• Task to complete:
Find the line with "What text is on this page?", then retype it and each later line through the last, exactly. Leave out pictures.

• Task input:
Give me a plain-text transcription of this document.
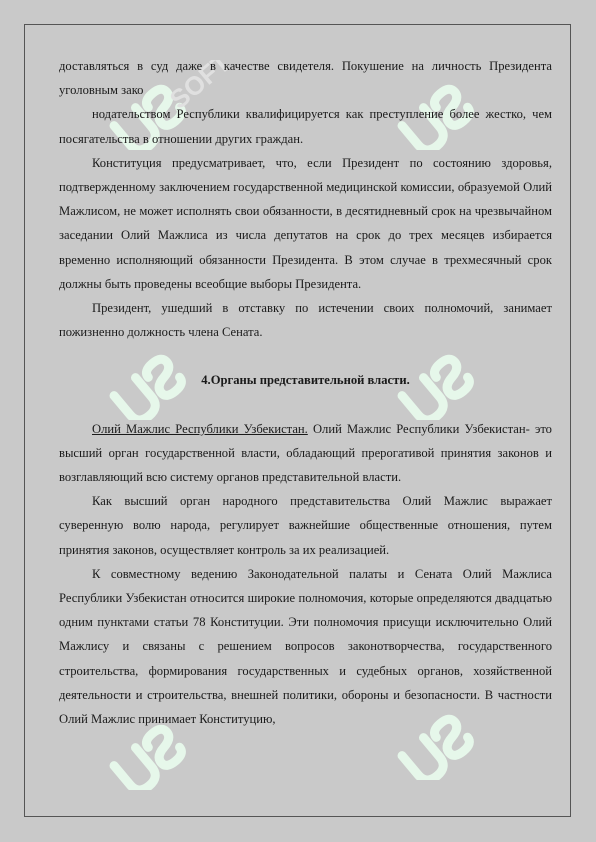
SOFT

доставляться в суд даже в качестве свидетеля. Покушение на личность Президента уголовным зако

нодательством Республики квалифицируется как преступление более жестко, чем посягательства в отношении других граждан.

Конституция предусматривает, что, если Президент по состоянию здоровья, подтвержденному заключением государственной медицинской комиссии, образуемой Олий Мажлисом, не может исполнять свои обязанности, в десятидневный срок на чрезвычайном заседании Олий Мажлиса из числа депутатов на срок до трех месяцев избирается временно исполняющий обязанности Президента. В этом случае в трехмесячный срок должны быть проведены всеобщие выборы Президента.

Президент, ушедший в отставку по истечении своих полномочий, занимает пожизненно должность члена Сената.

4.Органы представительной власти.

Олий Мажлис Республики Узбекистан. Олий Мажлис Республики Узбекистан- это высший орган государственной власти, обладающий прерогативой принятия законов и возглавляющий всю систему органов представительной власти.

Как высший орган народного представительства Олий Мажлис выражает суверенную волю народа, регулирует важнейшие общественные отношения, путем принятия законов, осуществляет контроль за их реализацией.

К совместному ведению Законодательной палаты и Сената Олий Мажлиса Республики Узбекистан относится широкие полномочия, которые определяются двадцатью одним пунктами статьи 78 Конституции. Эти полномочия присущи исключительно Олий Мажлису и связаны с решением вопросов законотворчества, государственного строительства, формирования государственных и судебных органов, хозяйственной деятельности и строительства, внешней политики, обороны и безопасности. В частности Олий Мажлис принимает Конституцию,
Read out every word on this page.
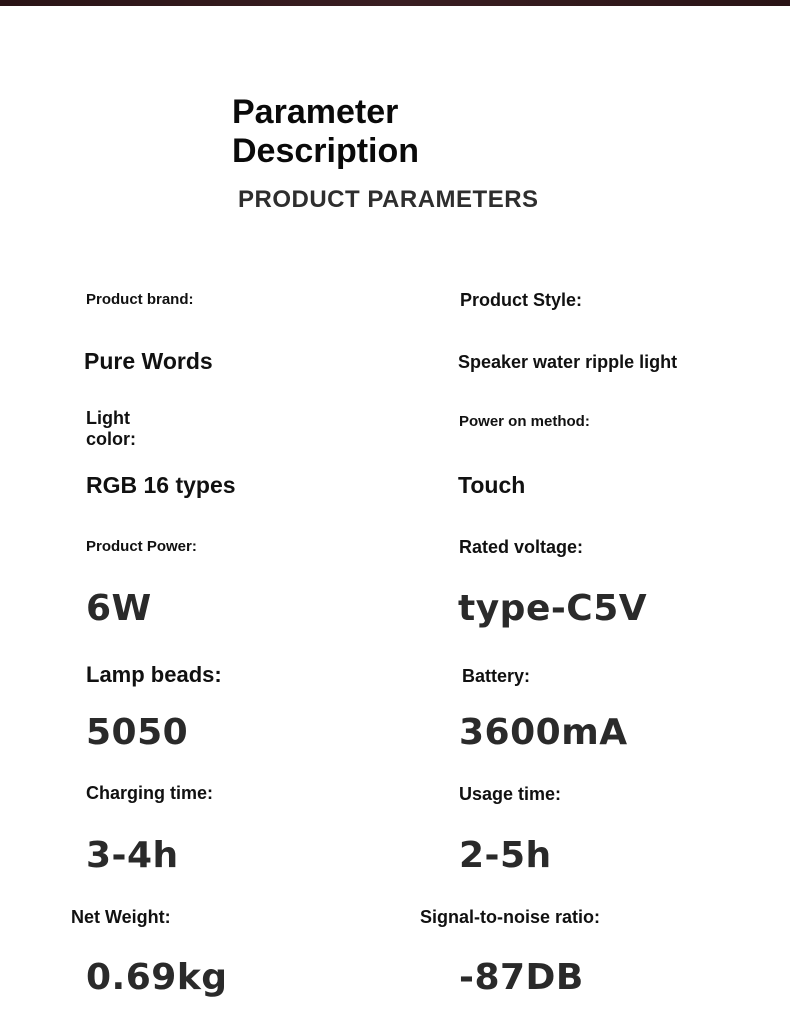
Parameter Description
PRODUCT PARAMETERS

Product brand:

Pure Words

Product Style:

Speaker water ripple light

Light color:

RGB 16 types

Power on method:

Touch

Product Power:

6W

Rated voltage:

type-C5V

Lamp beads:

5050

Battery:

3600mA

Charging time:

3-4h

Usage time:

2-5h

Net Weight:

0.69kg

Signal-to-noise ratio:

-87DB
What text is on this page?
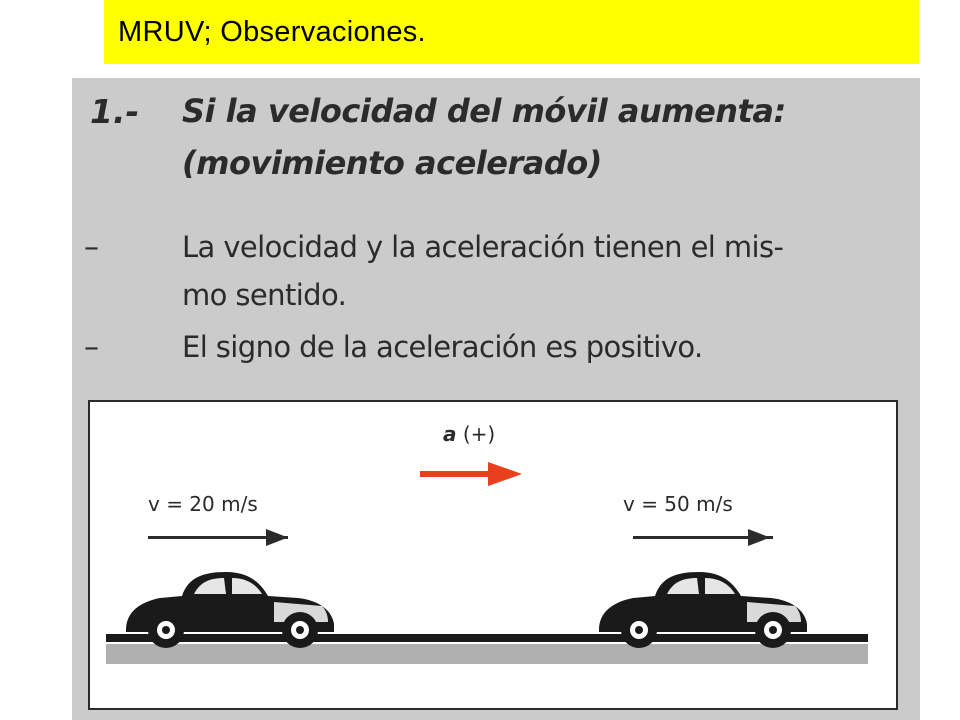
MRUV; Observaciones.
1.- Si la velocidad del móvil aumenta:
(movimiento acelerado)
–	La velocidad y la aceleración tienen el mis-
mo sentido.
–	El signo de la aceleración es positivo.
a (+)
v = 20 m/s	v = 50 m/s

• The answer:
What text is on this page?
MRUV; Observaciones.
1.- Si la velocidad del móvil aumenta:
(movimiento acelerado)
–	La velocidad y la aceleración tienen el mis-
mo sentido.
–	El signo de la aceleración es positivo.
a (+)
v = 20 m/s	v = 50 m/s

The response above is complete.